═════ Information shown

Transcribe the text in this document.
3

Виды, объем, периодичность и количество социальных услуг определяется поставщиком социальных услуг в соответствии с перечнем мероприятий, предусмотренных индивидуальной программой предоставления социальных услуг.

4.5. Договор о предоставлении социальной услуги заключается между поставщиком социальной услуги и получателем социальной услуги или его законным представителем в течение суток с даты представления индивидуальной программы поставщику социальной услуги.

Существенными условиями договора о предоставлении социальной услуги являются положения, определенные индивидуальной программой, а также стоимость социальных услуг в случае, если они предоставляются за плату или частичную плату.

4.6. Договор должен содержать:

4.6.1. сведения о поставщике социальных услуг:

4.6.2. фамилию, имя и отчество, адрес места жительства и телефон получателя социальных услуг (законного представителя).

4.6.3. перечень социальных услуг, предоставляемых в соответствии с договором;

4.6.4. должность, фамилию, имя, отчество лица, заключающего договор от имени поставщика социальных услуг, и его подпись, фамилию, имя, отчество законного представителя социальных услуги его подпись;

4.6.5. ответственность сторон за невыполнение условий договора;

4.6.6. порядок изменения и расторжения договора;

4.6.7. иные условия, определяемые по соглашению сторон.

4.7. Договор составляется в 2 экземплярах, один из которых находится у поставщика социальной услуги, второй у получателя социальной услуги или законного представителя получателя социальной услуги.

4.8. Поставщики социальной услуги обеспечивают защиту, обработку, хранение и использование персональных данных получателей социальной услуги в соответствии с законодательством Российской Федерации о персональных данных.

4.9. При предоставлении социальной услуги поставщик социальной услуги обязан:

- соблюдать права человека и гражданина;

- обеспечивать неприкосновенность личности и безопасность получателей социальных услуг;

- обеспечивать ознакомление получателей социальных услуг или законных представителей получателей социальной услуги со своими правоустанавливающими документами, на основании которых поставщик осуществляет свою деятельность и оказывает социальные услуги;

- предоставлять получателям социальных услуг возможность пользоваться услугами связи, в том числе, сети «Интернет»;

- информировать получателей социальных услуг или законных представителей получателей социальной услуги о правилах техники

══════════

# [Your objective]
Locate the lines above that contain "сторон" and copy them.

# [Task answer]
4.6.5. ответственность сторон за невыполнение условий договора;
4.6.7. иные условия, определяемые по соглашению сторон.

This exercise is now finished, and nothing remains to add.